Task statement - In the records that follow, locate every line with "pacemaker" and extract it.

Dataset content -

____________

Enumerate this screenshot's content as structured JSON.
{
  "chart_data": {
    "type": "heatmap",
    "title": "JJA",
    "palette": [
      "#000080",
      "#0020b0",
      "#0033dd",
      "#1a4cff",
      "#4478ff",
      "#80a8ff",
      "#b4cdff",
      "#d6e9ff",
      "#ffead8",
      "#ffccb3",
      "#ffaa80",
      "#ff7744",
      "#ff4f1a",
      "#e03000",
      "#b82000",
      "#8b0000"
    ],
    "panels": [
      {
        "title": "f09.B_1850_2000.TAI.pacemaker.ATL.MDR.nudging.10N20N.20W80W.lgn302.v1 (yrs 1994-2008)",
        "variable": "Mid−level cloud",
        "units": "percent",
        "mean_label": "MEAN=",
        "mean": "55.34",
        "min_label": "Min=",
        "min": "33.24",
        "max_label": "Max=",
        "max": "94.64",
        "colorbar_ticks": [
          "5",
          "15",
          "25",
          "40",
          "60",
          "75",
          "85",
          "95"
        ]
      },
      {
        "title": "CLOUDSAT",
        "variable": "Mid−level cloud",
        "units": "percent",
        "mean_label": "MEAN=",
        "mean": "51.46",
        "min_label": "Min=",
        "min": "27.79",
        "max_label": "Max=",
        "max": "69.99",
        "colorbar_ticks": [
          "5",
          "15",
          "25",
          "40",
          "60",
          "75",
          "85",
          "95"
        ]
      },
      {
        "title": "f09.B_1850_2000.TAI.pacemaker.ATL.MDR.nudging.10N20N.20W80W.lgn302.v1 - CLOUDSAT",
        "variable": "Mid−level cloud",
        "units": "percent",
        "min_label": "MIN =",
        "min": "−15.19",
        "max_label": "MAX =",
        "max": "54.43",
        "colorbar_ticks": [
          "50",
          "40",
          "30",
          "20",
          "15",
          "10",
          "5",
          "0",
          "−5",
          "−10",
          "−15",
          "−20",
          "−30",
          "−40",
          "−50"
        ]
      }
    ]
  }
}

____________

Solution to the problem -
        "title": "f09.B_1850_2000.TAI.pacemaker.ATL.MDR.nudging.10N20N.20W80W.lgn302.v1 (yrs 1994-2008)",
        "title": "f09.B_1850_2000.TAI.pacemaker.ATL.MDR.nudging.10N20N.20W80W.lgn302.v1 - CLOUDSAT",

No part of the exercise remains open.